» **Stated problem**
Retype each record shown below, leaving every character as it is.

....................

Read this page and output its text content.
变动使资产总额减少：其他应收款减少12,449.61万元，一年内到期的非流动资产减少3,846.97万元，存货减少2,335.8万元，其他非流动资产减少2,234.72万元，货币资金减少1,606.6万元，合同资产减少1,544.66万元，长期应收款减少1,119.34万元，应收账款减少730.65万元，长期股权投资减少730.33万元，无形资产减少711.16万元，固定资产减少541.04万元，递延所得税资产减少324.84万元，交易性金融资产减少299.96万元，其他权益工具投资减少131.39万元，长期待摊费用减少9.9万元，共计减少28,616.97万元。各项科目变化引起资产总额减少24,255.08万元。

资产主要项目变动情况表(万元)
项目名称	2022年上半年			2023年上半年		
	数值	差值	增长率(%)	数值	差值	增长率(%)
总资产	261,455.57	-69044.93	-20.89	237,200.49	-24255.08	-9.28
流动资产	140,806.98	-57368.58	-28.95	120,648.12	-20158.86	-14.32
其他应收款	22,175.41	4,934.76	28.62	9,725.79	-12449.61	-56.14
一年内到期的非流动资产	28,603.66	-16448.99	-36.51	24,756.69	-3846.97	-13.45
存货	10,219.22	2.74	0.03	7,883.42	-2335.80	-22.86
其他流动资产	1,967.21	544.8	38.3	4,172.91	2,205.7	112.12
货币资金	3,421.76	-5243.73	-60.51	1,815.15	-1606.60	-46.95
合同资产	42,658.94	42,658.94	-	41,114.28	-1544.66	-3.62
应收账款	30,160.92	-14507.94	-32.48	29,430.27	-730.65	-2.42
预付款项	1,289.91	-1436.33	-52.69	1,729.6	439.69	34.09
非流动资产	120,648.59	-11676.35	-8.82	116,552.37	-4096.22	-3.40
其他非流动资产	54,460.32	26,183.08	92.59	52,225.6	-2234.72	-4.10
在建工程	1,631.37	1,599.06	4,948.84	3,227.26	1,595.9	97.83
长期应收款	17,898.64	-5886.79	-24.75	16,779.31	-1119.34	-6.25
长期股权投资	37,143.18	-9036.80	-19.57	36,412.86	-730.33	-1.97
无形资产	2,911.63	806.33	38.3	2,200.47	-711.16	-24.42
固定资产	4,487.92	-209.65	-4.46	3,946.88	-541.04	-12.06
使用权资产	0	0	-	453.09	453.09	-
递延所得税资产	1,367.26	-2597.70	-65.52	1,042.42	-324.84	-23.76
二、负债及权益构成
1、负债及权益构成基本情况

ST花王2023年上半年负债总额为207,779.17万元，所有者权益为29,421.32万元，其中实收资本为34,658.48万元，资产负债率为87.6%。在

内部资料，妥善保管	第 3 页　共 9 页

....................

» **Output of the exercise**
Read this page and output its text content.
变动使资产总额减少：其他应收款减少12,449.61万元，一年内到期的非流动资产减少3,846.97万元，存货减少2,335.8万元，其他非流动资产减少2,234.72万元，货币资金减少1,606.6万元，合同资产减少1,544.66万元，长期应收款减少1,119.34万元，应收账款减少730.65万元，长期股权投资减少730.33万元，无形资产减少711.16万元，固定资产减少541.04万元，递延所得税资产减少324.84万元，交易性金融资产减少299.96万元，其他权益工具投资减少131.39万元，长期待摊费用减少9.9万元，共计减少28,616.97万元。各项科目变化引起资产总额减少24,255.08万元。

资产主要项目变动情况表(万元)
项目名称	2022年上半年			2023年上半年		
	数值	差值	增长率(%)	数值	差值	增长率(%)
总资产	261,455.57	-69044.93	-20.89	237,200.49	-24255.08	-9.28
流动资产	140,806.98	-57368.58	-28.95	120,648.12	-20158.86	-14.32
其他应收款	22,175.41	4,934.76	28.62	9,725.79	-12449.61	-56.14
一年内到期的非流动资产	28,603.66	-16448.99	-36.51	24,756.69	-3846.97	-13.45
存货	10,219.22	2.74	0.03	7,883.42	-2335.80	-22.86
其他流动资产	1,967.21	544.8	38.3	4,172.91	2,205.7	112.12
货币资金	3,421.76	-5243.73	-60.51	1,815.15	-1606.60	-46.95
合同资产	42,658.94	42,658.94	-	41,114.28	-1544.66	-3.62
应收账款	30,160.92	-14507.94	-32.48	29,430.27	-730.65	-2.42
预付款项	1,289.91	-1436.33	-52.69	1,729.6	439.69	34.09
非流动资产	120,648.59	-11676.35	-8.82	116,552.37	-4096.22	-3.40
其他非流动资产	54,460.32	26,183.08	92.59	52,225.6	-2234.72	-4.10
在建工程	1,631.37	1,599.06	4,948.84	3,227.26	1,595.9	97.83
长期应收款	17,898.64	-5886.79	-24.75	16,779.31	-1119.34	-6.25
长期股权投资	37,143.18	-9036.80	-19.57	36,412.86	-730.33	-1.97
无形资产	2,911.63	806.33	38.3	2,200.47	-711.16	-24.42
固定资产	4,487.92	-209.65	-4.46	3,946.88	-541.04	-12.06
使用权资产	0	0	-	453.09	453.09	-
递延所得税资产	1,367.26	-2597.70	-65.52	1,042.42	-324.84	-23.76
二、负债及权益构成
1、负债及权益构成基本情况

ST花王2023年上半年负债总额为207,779.17万元，所有者权益为29,421.32万元，其中实收资本为34,658.48万元，资产负债率为87.6%。在

内部资料，妥善保管	第 3 页　共 9 页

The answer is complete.